[BEGIN DATASET EXCERPTS]
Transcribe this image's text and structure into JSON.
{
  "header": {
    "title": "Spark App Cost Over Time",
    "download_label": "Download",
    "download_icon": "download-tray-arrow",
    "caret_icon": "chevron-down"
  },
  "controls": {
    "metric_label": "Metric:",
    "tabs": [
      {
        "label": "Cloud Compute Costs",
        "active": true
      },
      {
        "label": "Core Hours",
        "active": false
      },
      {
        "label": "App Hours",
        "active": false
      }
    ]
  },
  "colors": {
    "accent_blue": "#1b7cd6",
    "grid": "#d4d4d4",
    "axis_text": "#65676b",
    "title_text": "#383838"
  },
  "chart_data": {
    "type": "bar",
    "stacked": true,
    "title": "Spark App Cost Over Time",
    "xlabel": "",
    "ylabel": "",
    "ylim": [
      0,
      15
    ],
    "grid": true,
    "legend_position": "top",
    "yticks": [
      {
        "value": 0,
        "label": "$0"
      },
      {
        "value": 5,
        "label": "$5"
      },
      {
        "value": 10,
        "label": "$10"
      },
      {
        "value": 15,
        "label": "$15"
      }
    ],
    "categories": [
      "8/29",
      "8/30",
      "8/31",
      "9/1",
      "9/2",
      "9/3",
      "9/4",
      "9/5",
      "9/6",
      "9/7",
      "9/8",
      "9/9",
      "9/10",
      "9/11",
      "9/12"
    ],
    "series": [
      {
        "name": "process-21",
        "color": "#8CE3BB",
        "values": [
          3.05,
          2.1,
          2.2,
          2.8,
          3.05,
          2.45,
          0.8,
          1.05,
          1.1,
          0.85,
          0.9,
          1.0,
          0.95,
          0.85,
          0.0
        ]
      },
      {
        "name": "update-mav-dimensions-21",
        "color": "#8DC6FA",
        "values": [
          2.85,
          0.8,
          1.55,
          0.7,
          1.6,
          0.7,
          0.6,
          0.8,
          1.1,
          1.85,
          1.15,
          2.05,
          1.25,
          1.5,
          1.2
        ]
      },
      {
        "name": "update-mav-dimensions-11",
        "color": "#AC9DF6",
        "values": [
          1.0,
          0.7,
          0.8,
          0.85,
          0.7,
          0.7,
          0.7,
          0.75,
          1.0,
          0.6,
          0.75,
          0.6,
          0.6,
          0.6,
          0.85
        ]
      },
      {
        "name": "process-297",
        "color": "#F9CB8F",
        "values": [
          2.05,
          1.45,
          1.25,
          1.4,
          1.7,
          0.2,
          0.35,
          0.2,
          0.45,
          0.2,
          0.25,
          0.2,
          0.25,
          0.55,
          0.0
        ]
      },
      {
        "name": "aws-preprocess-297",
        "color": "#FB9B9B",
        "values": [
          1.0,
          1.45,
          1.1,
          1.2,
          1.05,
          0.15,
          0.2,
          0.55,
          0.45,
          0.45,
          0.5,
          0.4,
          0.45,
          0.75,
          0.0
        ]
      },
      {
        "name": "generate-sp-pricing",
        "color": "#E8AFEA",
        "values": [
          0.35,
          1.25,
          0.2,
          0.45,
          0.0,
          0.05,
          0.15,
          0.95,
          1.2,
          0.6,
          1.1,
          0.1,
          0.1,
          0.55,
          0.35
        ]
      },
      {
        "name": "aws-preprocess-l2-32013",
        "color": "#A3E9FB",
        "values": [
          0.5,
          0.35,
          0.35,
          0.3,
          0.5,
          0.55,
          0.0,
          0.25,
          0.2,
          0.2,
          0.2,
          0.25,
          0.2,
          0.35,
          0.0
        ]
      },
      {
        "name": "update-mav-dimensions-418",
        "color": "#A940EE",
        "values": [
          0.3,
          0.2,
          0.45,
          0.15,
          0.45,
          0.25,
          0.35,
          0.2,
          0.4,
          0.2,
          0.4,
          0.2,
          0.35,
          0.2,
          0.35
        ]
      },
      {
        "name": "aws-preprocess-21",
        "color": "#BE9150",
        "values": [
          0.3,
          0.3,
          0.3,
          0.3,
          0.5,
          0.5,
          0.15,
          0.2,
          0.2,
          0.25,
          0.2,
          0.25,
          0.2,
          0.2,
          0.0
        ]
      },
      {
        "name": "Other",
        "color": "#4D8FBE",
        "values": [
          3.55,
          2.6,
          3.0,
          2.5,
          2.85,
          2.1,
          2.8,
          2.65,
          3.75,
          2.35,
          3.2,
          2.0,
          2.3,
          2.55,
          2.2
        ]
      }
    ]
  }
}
[END DATASET EXCERPTS]
• [WHAT THIS TASK INVOLVES]: Report the number of lines above that contain the word "dimensions", and only that number.

• [SOLUTION]: 3